··· EXERCISE MATERIALS

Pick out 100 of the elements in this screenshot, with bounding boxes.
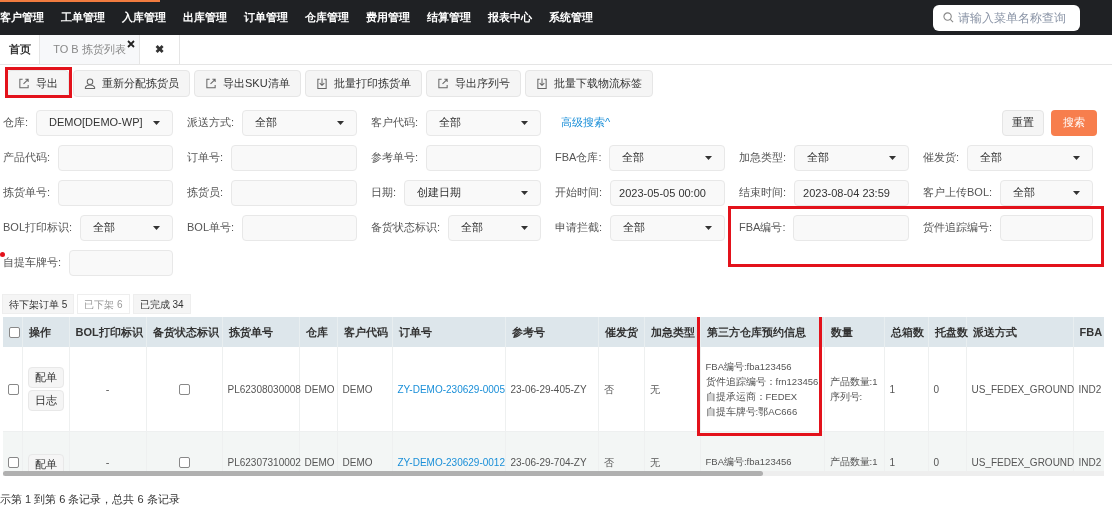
field-label: 拣货单号: — [3, 185, 51, 201]
column-header[interactable]: 订单号 — [398, 325, 432, 338]
column-header[interactable]: 派送方式 — [972, 325, 1017, 338]
toolbar-button[interactable]: 批量打印拣货单 — [304, 70, 422, 97]
cell-text: 0 — [933, 383, 940, 395]
column-header[interactable]: 托盘数 — [934, 325, 968, 338]
toolbar-button[interactable]: 导出SKU清单 — [194, 70, 301, 97]
export-icon — [18, 77, 30, 90]
scrollbar[interactable] — [3, 471, 1104, 476]
checkbox[interactable] — [8, 384, 19, 396]
column-header[interactable]: 第三方仓库预约信息 — [706, 325, 806, 338]
toolbar-button[interactable]: 导出序列号 — [425, 70, 521, 97]
menu-item[interactable]: 客户管理 — [0, 9, 44, 26]
select-field[interactable]: 全部 — [609, 144, 725, 171]
menu-search-field[interactable]: 请输入菜单名称查询 — [933, 4, 1080, 31]
menu-item[interactable]: 系统管理 — [549, 9, 593, 26]
cell-text: 否 — [603, 383, 614, 395]
toolbar-button[interactable]: 批量下载物流标签 — [524, 70, 653, 97]
caret-icon — [521, 190, 528, 195]
caret-icon — [153, 120, 160, 125]
toolbar-button[interactable]: 重新分配拣货员 — [73, 70, 190, 97]
row-action-button[interactable]: 日志 — [27, 389, 64, 411]
select-field[interactable]: 全部 — [426, 109, 541, 136]
row-action-button[interactable]: 配单 — [27, 366, 64, 388]
cell-text: 否 — [603, 456, 614, 468]
select-field[interactable]: 创建日期 — [404, 179, 541, 206]
menu-item[interactable]: 报表中心 — [488, 9, 532, 26]
column-header[interactable]: BOL打印标识 — [75, 325, 143, 338]
status-tab[interactable]: 已完成 34 — [132, 294, 191, 314]
caret-icon — [153, 225, 160, 230]
checkbox[interactable] — [178, 384, 190, 396]
cell-text: PL62308030008 — [227, 383, 301, 395]
field-label: 订单号: — [187, 150, 224, 166]
order-link[interactable]: ZY-DEMO-230629-0005 — [397, 383, 505, 395]
column-header[interactable]: 拣货单号 — [228, 325, 273, 338]
user-icon — [84, 77, 96, 90]
field-label: 派送方式: — [187, 115, 235, 131]
toolbar-button[interactable]: 导出 — [7, 70, 69, 97]
select-field[interactable]: 全部 — [1000, 179, 1093, 206]
column-header[interactable]: 数量 — [830, 325, 853, 338]
checkbox[interactable] — [8, 457, 19, 469]
checkbox[interactable] — [9, 327, 20, 339]
field-label: BOL单号: — [187, 220, 235, 236]
field-label: 货件追踪编号: — [923, 220, 993, 236]
close-icon[interactable] — [127, 40, 135, 48]
column-header[interactable]: 仓库 — [305, 325, 328, 338]
select-field[interactable]: 全部 — [610, 214, 725, 241]
column-header[interactable]: 总箱数 — [890, 325, 924, 338]
status-tab[interactable]: 待下架订单 5 — [2, 294, 75, 314]
cell-text: US_FEDEX_GROUND — [971, 456, 1075, 468]
select-field[interactable]: 全部 — [242, 109, 357, 136]
input-field[interactable]: 2023-08-04 23:59 — [794, 179, 909, 206]
caret-icon — [521, 120, 528, 125]
field-label: 备货状态标识: — [371, 220, 441, 236]
menu-item[interactable]: 仓库管理 — [305, 9, 349, 26]
column-header[interactable]: 催发货 — [604, 325, 638, 338]
menu-item[interactable]: 出库管理 — [183, 9, 227, 26]
cell-text: - — [105, 455, 110, 468]
field-label: 自提车牌号: — [3, 255, 62, 271]
cell-text: FBA编号:fba123456 — [705, 359, 793, 374]
reset-button[interactable]: 重置 — [1002, 109, 1044, 136]
record-summary: 示第 1 到第 6 条记录，总共 6 条记录 — [0, 492, 180, 507]
cell-text: 产品数量:1 — [829, 454, 879, 469]
field-label: 产品代码: — [3, 150, 51, 166]
cell-text: FBA编号:fba123456 — [705, 454, 793, 469]
menu-item[interactable]: 工单管理 — [61, 9, 105, 26]
field-label: 参考单号: — [371, 150, 419, 166]
column-header[interactable]: 备货状态标识 — [152, 325, 219, 338]
page-tab[interactable]: TO B 拣货列表 — [40, 35, 140, 64]
cell-text: 1 — [889, 383, 896, 395]
select-field[interactable]: 全部 — [967, 144, 1093, 171]
checkbox[interactable] — [178, 457, 190, 469]
menu-item[interactable]: 结算管理 — [427, 9, 471, 26]
field-label: FBA仓库: — [555, 150, 602, 166]
select-field[interactable]: 全部 — [448, 214, 541, 241]
column-header[interactable]: FBA — [1079, 325, 1103, 338]
field-label: 加急类型: — [739, 150, 787, 166]
field-label: FBA编号: — [739, 220, 786, 236]
column-header[interactable]: 加急类型 — [650, 325, 695, 338]
select-field[interactable]: 全部 — [794, 144, 909, 171]
column-header[interactable]: 客户代码 — [343, 325, 388, 338]
cell-text: 序列号: — [829, 389, 864, 404]
cell-text: US_FEDEX_GROUND — [971, 383, 1075, 395]
menu-item[interactable]: 费用管理 — [366, 9, 410, 26]
cell-text: 自提车牌号:鄂AC666 — [705, 404, 799, 419]
menu-item[interactable]: 订单管理 — [244, 9, 288, 26]
select-field[interactable]: 全部 — [80, 214, 173, 241]
select-field[interactable]: DEMO[DEMO-WP] — [36, 109, 173, 136]
cell-text: 1 — [889, 456, 896, 468]
export-icon — [205, 77, 217, 90]
caret-icon — [1073, 155, 1080, 160]
input-field[interactable]: 2023-05-05 00:00 — [610, 179, 725, 206]
cell-text: DEMO — [342, 383, 373, 395]
column-header[interactable]: 参考号 — [511, 325, 545, 338]
column-header[interactable]: 操作 — [28, 325, 51, 338]
advanced-search-link[interactable]: 高级搜索^ — [561, 114, 611, 131]
cell-text: 无 — [649, 383, 660, 395]
cell-text: 产品数量:1 — [829, 374, 879, 389]
menu-item[interactable]: 入库管理 — [122, 9, 166, 26]
caret-icon — [337, 120, 344, 125]
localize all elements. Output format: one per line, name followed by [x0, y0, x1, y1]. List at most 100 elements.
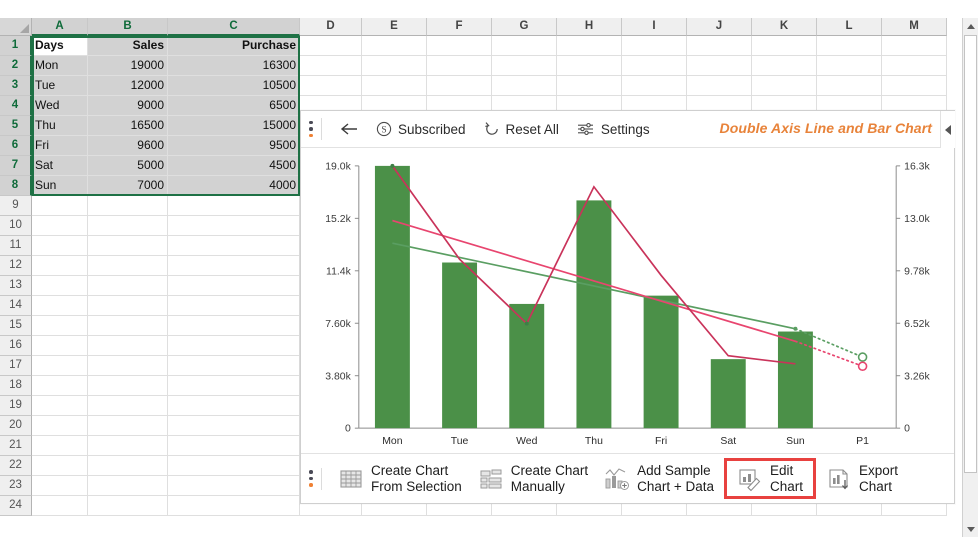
cell-A10[interactable] — [32, 216, 88, 236]
cell-D3[interactable] — [300, 76, 362, 96]
column-header-g[interactable]: G — [492, 18, 557, 36]
column-header-e[interactable]: E — [362, 18, 427, 36]
cell-A13[interactable] — [32, 276, 88, 296]
cell-B5[interactable]: 16500 — [88, 116, 168, 136]
column-header-j[interactable]: J — [687, 18, 752, 36]
panel-drag-handle-bottom[interactable] — [301, 454, 321, 503]
cell-M1[interactable] — [882, 36, 947, 56]
edit-chart-button[interactable]: Edit Chart — [724, 458, 817, 499]
cell-B22[interactable] — [88, 456, 168, 476]
settings-button[interactable]: Settings — [568, 117, 659, 141]
cell-C12[interactable] — [168, 256, 300, 276]
cell-B4[interactable]: 9000 — [88, 96, 168, 116]
cell-A22[interactable] — [32, 456, 88, 476]
row-header-13[interactable]: 13 — [0, 276, 32, 296]
cell-G3[interactable] — [492, 76, 557, 96]
row-header-21[interactable]: 21 — [0, 436, 32, 456]
cell-B10[interactable] — [88, 216, 168, 236]
row-header-19[interactable]: 19 — [0, 396, 32, 416]
cell-I2[interactable] — [622, 56, 687, 76]
cell-B3[interactable]: 12000 — [88, 76, 168, 96]
cell-C1[interactable]: Purchase — [168, 36, 300, 56]
scroll-up-button[interactable] — [963, 18, 978, 34]
cell-C6[interactable]: 9500 — [168, 136, 300, 156]
column-header-c[interactable]: C — [168, 18, 300, 36]
cell-A4[interactable]: Wed — [32, 96, 88, 116]
collapse-panel-button[interactable] — [940, 111, 955, 148]
row-header-17[interactable]: 17 — [0, 356, 32, 376]
cell-G2[interactable] — [492, 56, 557, 76]
cell-A7[interactable]: Sat — [32, 156, 88, 176]
cell-M3[interactable] — [882, 76, 947, 96]
cell-B16[interactable] — [88, 336, 168, 356]
export-chart-button[interactable]: Export Chart — [818, 459, 906, 498]
cell-A18[interactable] — [32, 376, 88, 396]
column-header-i[interactable]: I — [622, 18, 687, 36]
cell-L3[interactable] — [817, 76, 882, 96]
cell-A6[interactable]: Fri — [32, 136, 88, 156]
cell-G1[interactable] — [492, 36, 557, 56]
cell-H1[interactable] — [557, 36, 622, 56]
chart-area[interactable]: 0 3.80k 7.60k 11.4k 15.2k 19.0k 0 3.26k 6.52k 9.7… — [301, 148, 954, 453]
cell-A11[interactable] — [32, 236, 88, 256]
cell-B23[interactable] — [88, 476, 168, 496]
cell-B7[interactable]: 5000 — [88, 156, 168, 176]
cell-J1[interactable] — [687, 36, 752, 56]
cell-D1[interactable] — [300, 36, 362, 56]
cell-B14[interactable] — [88, 296, 168, 316]
cell-B17[interactable] — [88, 356, 168, 376]
select-all-corner[interactable] — [0, 18, 32, 36]
cell-A8[interactable]: Sun — [32, 176, 88, 196]
cell-F1[interactable] — [427, 36, 492, 56]
cell-F2[interactable] — [427, 56, 492, 76]
cell-A16[interactable] — [32, 336, 88, 356]
add-sample-chart-data-button[interactable]: Add Sample Chart + Data — [596, 459, 722, 498]
column-header-l[interactable]: L — [817, 18, 882, 36]
cell-E1[interactable] — [362, 36, 427, 56]
scrollbar-thumb[interactable] — [964, 35, 977, 473]
cell-C5[interactable]: 15000 — [168, 116, 300, 136]
cell-A15[interactable] — [32, 316, 88, 336]
cell-D2[interactable] — [300, 56, 362, 76]
cell-J3[interactable] — [687, 76, 752, 96]
row-header-2[interactable]: 2 — [0, 56, 32, 76]
row-header-23[interactable]: 23 — [0, 476, 32, 496]
cell-C7[interactable]: 4500 — [168, 156, 300, 176]
cell-C18[interactable] — [168, 376, 300, 396]
cell-C10[interactable] — [168, 216, 300, 236]
cell-C4[interactable]: 6500 — [168, 96, 300, 116]
row-header-5[interactable]: 5 — [0, 116, 32, 136]
cell-C21[interactable] — [168, 436, 300, 456]
table-row[interactable]: Mon 19000 16300 — [32, 56, 962, 76]
table-row[interactable]: Days Sales Purchase — [32, 36, 962, 56]
cell-B2[interactable]: 19000 — [88, 56, 168, 76]
row-header-1[interactable]: 1 — [0, 36, 32, 56]
cell-I1[interactable] — [622, 36, 687, 56]
cell-B8[interactable]: 7000 — [88, 176, 168, 196]
cell-C17[interactable] — [168, 356, 300, 376]
cell-J2[interactable] — [687, 56, 752, 76]
vertical-scrollbar[interactable] — [962, 18, 978, 537]
cell-B13[interactable] — [88, 276, 168, 296]
row-header-3[interactable]: 3 — [0, 76, 32, 96]
create-chart-manually-button[interactable]: Create Chart Manually — [470, 459, 596, 498]
cell-B18[interactable] — [88, 376, 168, 396]
cell-A3[interactable]: Tue — [32, 76, 88, 96]
cell-I3[interactable] — [622, 76, 687, 96]
row-header-14[interactable]: 14 — [0, 296, 32, 316]
cell-A20[interactable] — [32, 416, 88, 436]
cell-B15[interactable] — [88, 316, 168, 336]
cell-B24[interactable] — [88, 496, 168, 516]
cell-C3[interactable]: 10500 — [168, 76, 300, 96]
row-header-4[interactable]: 4 — [0, 96, 32, 116]
cell-A23[interactable] — [32, 476, 88, 496]
row-header-18[interactable]: 18 — [0, 376, 32, 396]
cell-B9[interactable] — [88, 196, 168, 216]
cell-C23[interactable] — [168, 476, 300, 496]
cell-B12[interactable] — [88, 256, 168, 276]
row-header-12[interactable]: 12 — [0, 256, 32, 276]
cell-A19[interactable] — [32, 396, 88, 416]
row-header-6[interactable]: 6 — [0, 136, 32, 156]
subscribed-button[interactable]: S Subscribed — [367, 117, 475, 141]
cell-B6[interactable]: 9600 — [88, 136, 168, 156]
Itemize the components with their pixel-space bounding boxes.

······

*WRITTEN PROBLEM*: Copy the items from the line containing "cell-A10[interactable] — [32, 216, 88, 236]" through the line containing "row-header-17[interactable]: 17 —", renaming "Purchase" to "Sales" and leaving everything else unchanged.

*CORRECT RESPONSE*:
cell-A10[interactable] — [32, 216, 88, 236]
cell-D3[interactable] — [300, 76, 362, 96]
column-header-g[interactable]: G — [492, 18, 557, 36]
column-header-e[interactable]: E — [362, 18, 427, 36]
cell-A13[interactable] — [32, 276, 88, 296]
cell-B5[interactable]: 16500 — [88, 116, 168, 136]
column-header-j[interactable]: J — [687, 18, 752, 36]
panel-drag-handle-bottom[interactable] — [301, 454, 321, 503]
cell-M1[interactable] — [882, 36, 947, 56]
edit-chart-button[interactable]: Edit Chart — [724, 458, 817, 499]
cell-B22[interactable] — [88, 456, 168, 476]
settings-button[interactable]: Settings — [568, 117, 659, 141]
cell-C12[interactable] — [168, 256, 300, 276]
cell-B4[interactable]: 9000 — [88, 96, 168, 116]
cell-A22[interactable] — [32, 456, 88, 476]
row-header-13[interactable]: 13 — [0, 276, 32, 296]
cell-G3[interactable] — [492, 76, 557, 96]
row-header-21[interactable]: 21 — [0, 436, 32, 456]
cell-B10[interactable] — [88, 216, 168, 236]
row-header-19[interactable]: 19 — [0, 396, 32, 416]
cell-I2[interactable] — [622, 56, 687, 76]
cell-B3[interactable]: 12000 — [88, 76, 168, 96]
cell-C1[interactable]: Sales — [168, 36, 300, 56]
scroll-up-button[interactable] — [963, 18, 978, 34]
cell-C6[interactable]: 9500 — [168, 136, 300, 156]
column-header-c[interactable]: C — [168, 18, 300, 36]
cell-A4[interactable]: Wed — [32, 96, 88, 116]
collapse-panel-button[interactable] — [940, 111, 955, 148]
row-header-17[interactable]: 17 — [0, 356, 32, 376]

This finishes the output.